**Items listed in a dataset**
****************
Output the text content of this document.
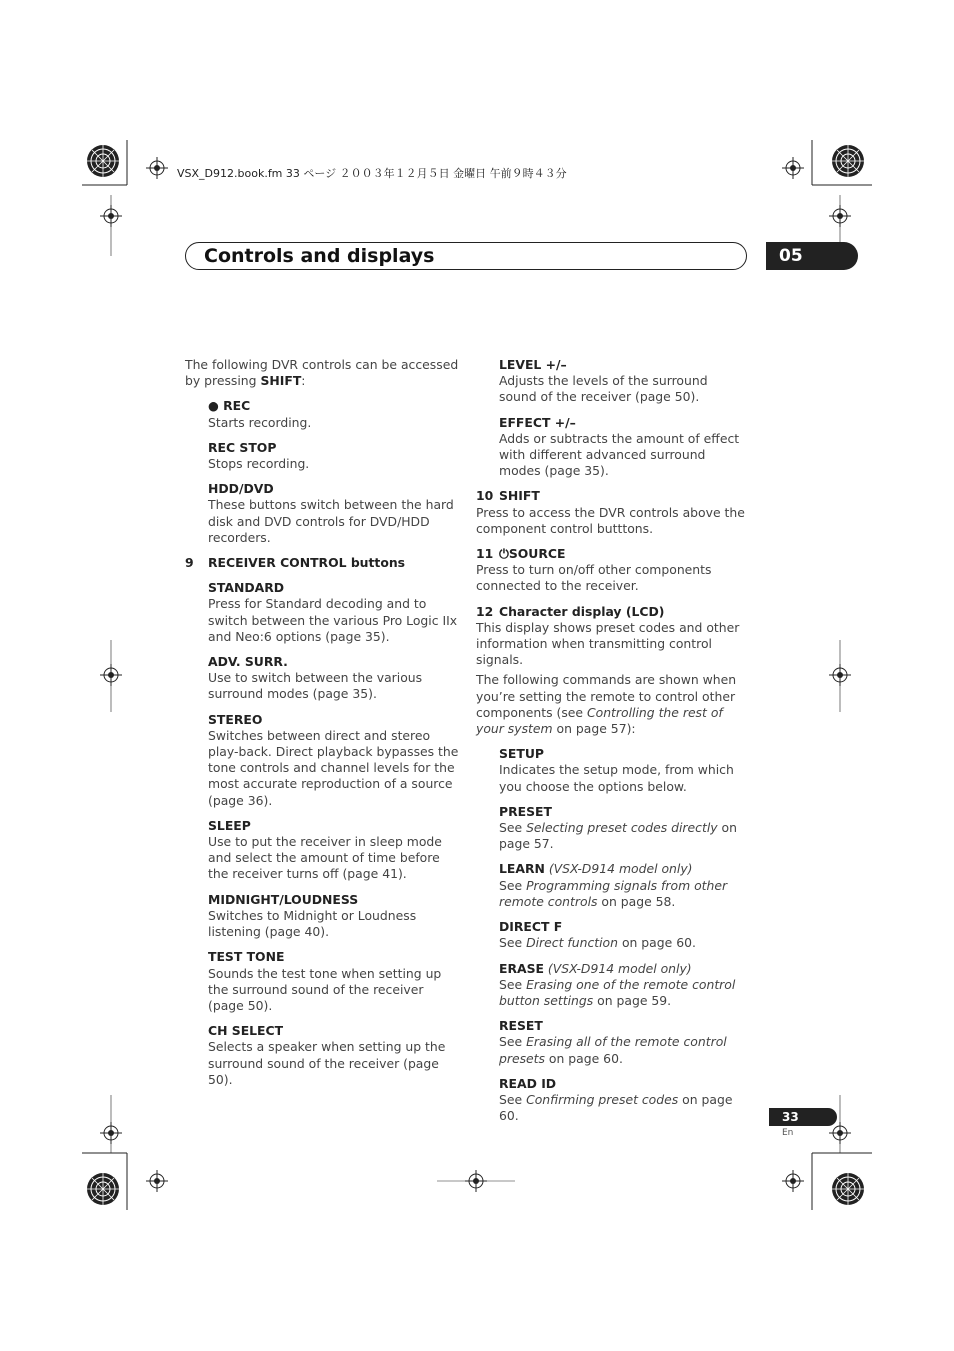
VSX_D912.book.fm 33 ページ ２００３年１２月５日 金曜日 午前９時４３分
Controls and displays	05

The following DVR controls can be accessed by pressing SHIFT:

● REC

Starts recording.

REC STOP

Stops recording.

HDD/DVD

These buttons switch between the hard disk and DVD controls for DVD/HDD recorders.

9 RECEIVER CONTROL buttons

STANDARD

Press for Standard decoding and to switch between the various Pro Logic IIx and Neo:6 options (page 35).

ADV. SURR.

Use to switch between the various surround modes (page 35).

STEREO

Switches between direct and stereo play-back. Direct playback bypasses the tone controls and channel levels for the most accurate reproduction of a source (page 36).

SLEEP

Use to put the receiver in sleep mode and select the amount of time before the receiver turns off (page 41).

MIDNIGHT/LOUDNESS

Switches to Midnight or Loudness listening (page 40).

TEST TONE

Sounds the test tone when setting up the surround sound of the receiver (page 50).

CH SELECT

Selects a speaker when setting up the surround sound of the receiver (page 50).

LEVEL +/–

Adjusts the levels of the surround sound of the receiver (page 50).

EFFECT +/–

Adds or subtracts the amount of effect with different advanced surround modes (page 35).

10 SHIFT

Press to access the DVR controls above the component control butttons.

11 ⏻SOURCE

Press to turn on/off other components connected to the receiver.

12 Character display (LCD)

This display shows preset codes and other information when transmitting control signals.

The following commands are shown when you’re setting the remote to control other components (see Controlling the rest of your system on page 57):

SETUP

Indicates the setup mode, from which you choose the options below.

PRESET

See Selecting preset codes directly on page 57.

LEARN (VSX-D914 model only)

See Programming signals from other remote controls on page 58.

DIRECT F

See Direct function on page 60.

ERASE (VSX-D914 model only)

See Erasing one of the remote control button settings on page 59.

RESET

See Erasing all of the remote control presets on page 60.

READ ID

See Confirming preset codes on page 60.	33
En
****************
**TASK REQUIREMENTS**
Copy out every line that includes the word "signals".

**TASK SOLUTION**
This display shows preset codes and other information when transmitting control signals.
See Programming signals from other remote controls on page 58.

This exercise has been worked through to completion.